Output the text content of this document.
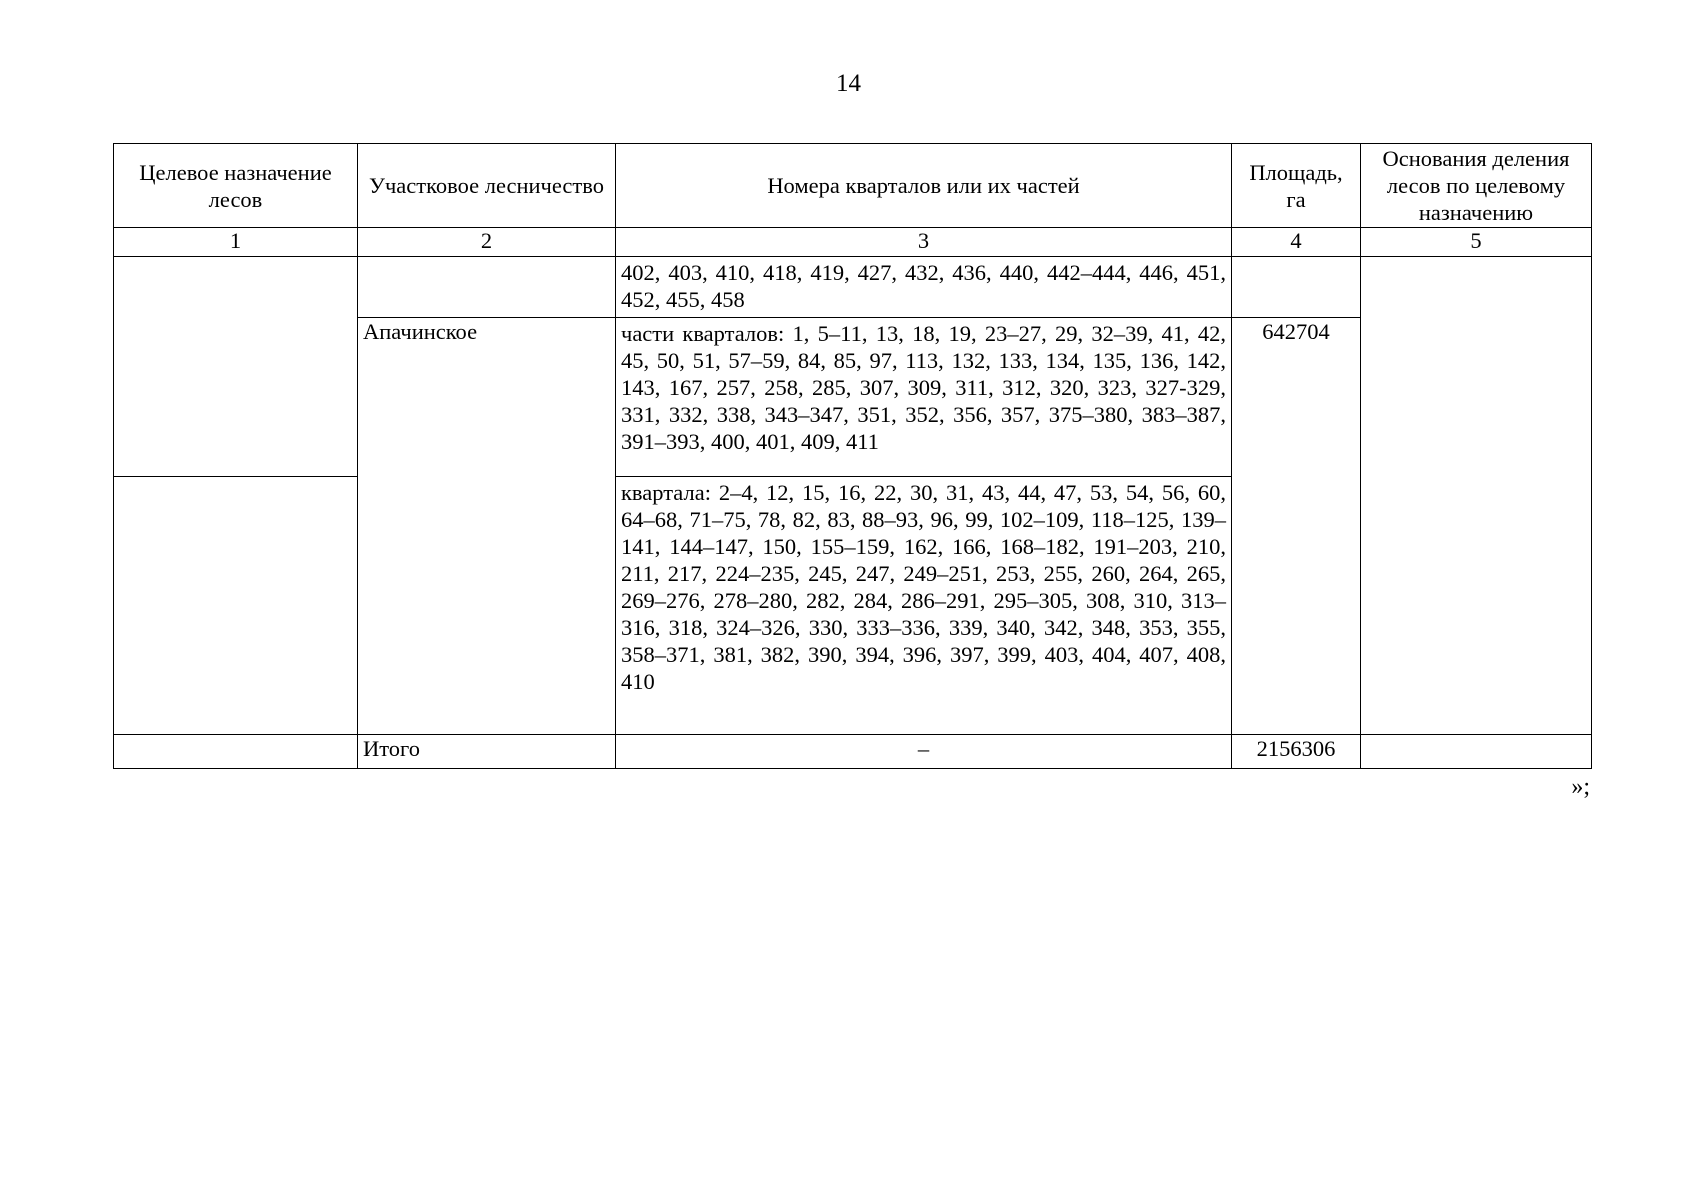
14
Целевое назначение лесов	Участковое лесничество	Номера кварталов или их частей	Площадь, га	Основания деления лесов по целевому назначению
1	2	3	4	5
		402, 403, 410, 418, 419, 427, 432, 436, 440, 442–444, 446, 451, 452, 455, 458		
	Апачинское	части кварталов: 1, 5–11, 13, 18, 19, 23–27, 29, 32–39, 41, 42, 45, 50, 51, 57–59, 84, 85, 97, 113, 132, 133, 134, 135, 136, 142, 143, 167, 257, 258, 285, 307, 309, 311, 312, 320, 323, 327-329, 331, 332, 338, 343–347, 351, 352, 356, 357, 375–380, 383–387, 391–393, 400, 401, 409, 411	642704	
		квартала: 2–4, 12, 15, 16, 22, 30, 31, 43, 44, 47, 53, 54, 56, 60, 64–68, 71–75, 78, 82, 83, 88–93, 96, 99, 102–109, 118–125, 139–141, 144–147, 150, 155–159, 162, 166, 168–182, 191–203, 210, 211, 217, 224–235, 245, 247, 249–251, 253, 255, 260, 264, 265, 269–276, 278–280, 282, 284, 286–291, 295–305, 308, 310, 313–316, 318, 324–326, 330, 333–336, 339, 340, 342, 348, 353, 355, 358–371, 381, 382, 390, 394, 396, 397, 399, 403, 404, 407, 408, 410		
	Итого	–	2156306	
»;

» Exercise requirements: From the entries above, list each line with "кварталов" in it.

» Solution below:
Целевое назначение лесов	Участковое лесничество	Номера кварталов или их частей	Площадь, га	Основания деления лесов по целевому назначению
	Апачинское	части кварталов: 1, 5–11, 13, 18, 19, 23–27, 29, 32–39, 41, 42, 45, 50, 51, 57–59, 84, 85, 97, 113, 132, 133, 134, 135, 136, 142, 143, 167, 257, 258, 285, 307, 309, 311, 312, 320, 323, 327-329, 331, 332, 338, 343–347, 351, 352, 356, 357, 375–380, 383–387, 391–393, 400, 401, 409, 411	642704	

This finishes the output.